§ **What to work on**
Copy every line, leaving nothing out and adding nothing.
BEGIN The input
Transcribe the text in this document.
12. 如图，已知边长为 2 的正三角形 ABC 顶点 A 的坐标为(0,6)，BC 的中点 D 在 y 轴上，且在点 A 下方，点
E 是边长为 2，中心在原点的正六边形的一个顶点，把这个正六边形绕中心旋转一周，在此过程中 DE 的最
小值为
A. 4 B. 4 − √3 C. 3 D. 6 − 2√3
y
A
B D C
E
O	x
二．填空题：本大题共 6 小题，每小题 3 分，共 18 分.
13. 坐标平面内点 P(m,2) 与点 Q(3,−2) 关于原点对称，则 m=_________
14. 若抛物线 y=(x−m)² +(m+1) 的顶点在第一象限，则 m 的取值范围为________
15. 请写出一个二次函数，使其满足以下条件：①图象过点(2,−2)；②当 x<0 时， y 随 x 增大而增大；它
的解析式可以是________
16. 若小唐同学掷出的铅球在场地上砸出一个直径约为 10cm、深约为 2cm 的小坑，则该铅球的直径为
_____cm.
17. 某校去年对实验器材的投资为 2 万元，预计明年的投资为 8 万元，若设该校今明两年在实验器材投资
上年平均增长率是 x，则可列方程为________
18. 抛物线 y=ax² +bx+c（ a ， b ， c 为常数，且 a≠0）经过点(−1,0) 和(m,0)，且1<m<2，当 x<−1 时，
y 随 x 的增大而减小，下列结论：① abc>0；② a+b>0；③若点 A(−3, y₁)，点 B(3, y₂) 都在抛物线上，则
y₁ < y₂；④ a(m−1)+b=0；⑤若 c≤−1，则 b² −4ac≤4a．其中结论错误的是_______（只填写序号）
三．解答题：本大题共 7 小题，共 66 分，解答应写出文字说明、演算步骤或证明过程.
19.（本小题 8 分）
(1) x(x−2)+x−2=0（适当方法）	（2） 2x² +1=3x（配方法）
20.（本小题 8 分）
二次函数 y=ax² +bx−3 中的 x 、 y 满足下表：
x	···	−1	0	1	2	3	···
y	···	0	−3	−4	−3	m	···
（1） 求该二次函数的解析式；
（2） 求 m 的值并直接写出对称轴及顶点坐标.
END The input
§ **Completed exercise**
Transcribe the text in this document.
12. 如图，已知边长为 2 的正三角形 ABC 顶点 A 的坐标为(0,6)，BC 的中点 D 在 y 轴上，且在点 A 下方，点
E 是边长为 2，中心在原点的正六边形的一个顶点，把这个正六边形绕中心旋转一周，在此过程中 DE 的最
小值为
A. 4 B. 4 − √3 C. 3 D. 6 − 2√3
y
A
B D C
E
O	x
二．填空题：本大题共 6 小题，每小题 3 分，共 18 分.
13. 坐标平面内点 P(m,2) 与点 Q(3,−2) 关于原点对称，则 m=_________
14. 若抛物线 y=(x−m)² +(m+1) 的顶点在第一象限，则 m 的取值范围为________
15. 请写出一个二次函数，使其满足以下条件：①图象过点(2,−2)；②当 x<0 时， y 随 x 增大而增大；它
的解析式可以是________
16. 若小唐同学掷出的铅球在场地上砸出一个直径约为 10cm、深约为 2cm 的小坑，则该铅球的直径为
_____cm.
17. 某校去年对实验器材的投资为 2 万元，预计明年的投资为 8 万元，若设该校今明两年在实验器材投资
上年平均增长率是 x，则可列方程为________
18. 抛物线 y=ax² +bx+c（ a ， b ， c 为常数，且 a≠0）经过点(−1,0) 和(m,0)，且1<m<2，当 x<−1 时，
y 随 x 的增大而减小，下列结论：① abc>0；② a+b>0；③若点 A(−3, y₁)，点 B(3, y₂) 都在抛物线上，则
y₁ < y₂；④ a(m−1)+b=0；⑤若 c≤−1，则 b² −4ac≤4a．其中结论错误的是_______（只填写序号）
三．解答题：本大题共 7 小题，共 66 分，解答应写出文字说明、演算步骤或证明过程.
19.（本小题 8 分）
(1) x(x−2)+x−2=0（适当方法）	（2） 2x² +1=3x（配方法）
20.（本小题 8 分）
二次函数 y=ax² +bx−3 中的 x 、 y 满足下表：
x	···	−1	0	1	2	3	···
y	···	0	−3	−4	−3	m	···
（1） 求该二次函数的解析式；
（2） 求 m 的值并直接写出对称轴及顶点坐标.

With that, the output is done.